# [Data extract]

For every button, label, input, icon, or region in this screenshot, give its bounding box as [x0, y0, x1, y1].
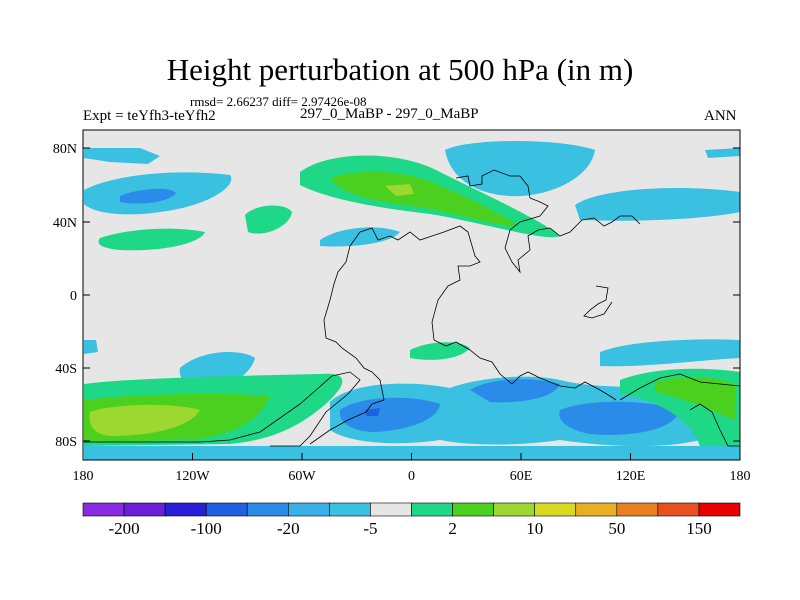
- lon-label-120w: 120W: [175, 469, 210, 484]
- lon-label-60e: 60E: [510, 469, 533, 484]
- longitude-ticks: [82, 453, 741, 460]
- colorbar-swatch: [164, 502, 207, 517]
- colorbar-label: 50: [608, 519, 625, 538]
- contour-green-ne-pacific: [245, 205, 292, 234]
- lon-label-180e: 180: [730, 469, 751, 484]
- lat-label-80s: 80S: [55, 435, 77, 450]
- colorbar-label: 150: [686, 519, 712, 538]
- coastline-antarctica: [84, 371, 361, 447]
- colorbar-swatch: [411, 502, 453, 517]
- colorbar-swatch: [657, 502, 700, 517]
- contour-darkblue-s-atlantic: [365, 408, 380, 416]
- colorbar-label: -5: [363, 519, 377, 538]
- colorbar-swatch: [616, 502, 659, 517]
- longitude-labels: 180 120W 60W 0 60E 120E 180: [73, 469, 751, 484]
- stats-text: rmsd= 2.66237 diff= 2.97426e-08: [190, 94, 367, 109]
- coastline-south-america: [309, 371, 385, 445]
- contour-blue-s-pacific: [84, 340, 98, 354]
- colorbar-swatch: [698, 502, 741, 517]
- colorbar-swatch: [123, 502, 166, 517]
- colorbar-swatch: [246, 502, 289, 517]
- colorbar-label: -100: [191, 519, 222, 538]
- colorbar-swatch: [329, 502, 371, 517]
- contour-darkgreen-n-america: [330, 171, 520, 226]
- coastline-eurasia: [455, 169, 641, 274]
- plot-title: Height perturbation at 500 hPa (in m): [166, 52, 634, 87]
- colorbar-swatch: [575, 502, 618, 517]
- colorbar-swatch: [205, 502, 248, 517]
- coastline-north-america: [359, 225, 617, 401]
- contour-yellow-core: [385, 184, 414, 196]
- latitude-labels: 80N 40N 0 40S 80S: [53, 142, 77, 450]
- latitude-ticks: [83, 147, 740, 442]
- colorbar: [82, 502, 741, 517]
- contour-blue-n-atlantic: [320, 227, 400, 247]
- contour-blue-nw-pacific: [84, 148, 160, 164]
- contour-blue-asia: [575, 188, 740, 221]
- experiment-label: Expt = teYfh3-teYfh2: [83, 108, 216, 124]
- lat-label-80n: 80N: [53, 142, 77, 157]
- colorbar-label: 2: [448, 519, 457, 538]
- season-label: ANN: [704, 108, 737, 124]
- colorbar-swatch: [452, 502, 494, 517]
- contour-midblue-s-indian-2: [559, 401, 680, 435]
- contour-blue-arctic-e: [705, 148, 740, 158]
- colorbar-label: -200: [108, 519, 139, 538]
- colorbar-label: 10: [526, 519, 543, 538]
- contour-fill: [83, 130, 740, 460]
- contour-midblue-s-atlantic: [339, 397, 440, 432]
- colorbar-swatch: [288, 502, 330, 517]
- colorbar-swatch: [534, 502, 577, 517]
- lon-label-120e: 120E: [616, 469, 646, 484]
- colorbar-swatch: [370, 502, 412, 517]
- coastline-western-americas: [323, 231, 373, 373]
- contour-blue-europe: [445, 141, 595, 197]
- coastlines: [84, 169, 740, 447]
- contour-green-s-atlantic: [410, 342, 470, 360]
- colorbar-swatch: [493, 502, 535, 517]
- lat-label-40n: 40N: [53, 216, 77, 231]
- case-label: 297_0_MaBP - 297_0_MaBP: [300, 106, 479, 122]
- lat-label-0: 0: [70, 289, 77, 304]
- contour-darkgreen-s-east: [655, 376, 735, 420]
- contour-yellow-s-pacific: [89, 404, 200, 436]
- contour-blue-s-indian: [600, 339, 740, 367]
- lon-label-60w: 60W: [288, 469, 316, 484]
- contour-midblue-s-indian: [470, 379, 560, 403]
- lon-label-0: 0: [408, 469, 415, 484]
- contour-green-n-pacific: [98, 228, 205, 251]
- lon-label-180w: 180: [73, 469, 94, 484]
- lat-label-40s: 40S: [55, 362, 77, 377]
- coastline-antarctica-east: [619, 373, 740, 447]
- colorbar-labels: -200 -100 -20 -5 2 10 50 150: [108, 519, 711, 538]
- contour-mid-blue-n-pacific: [120, 188, 176, 204]
- colorbar-label: -20: [277, 519, 300, 538]
- coastline-australia: [583, 285, 613, 319]
- colorbar-swatch: [82, 502, 125, 517]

# [Aim]
Count the lines in the listing above that contain the string "antarctica", matching case exactly. Reply with the number only.

# [Response below]
2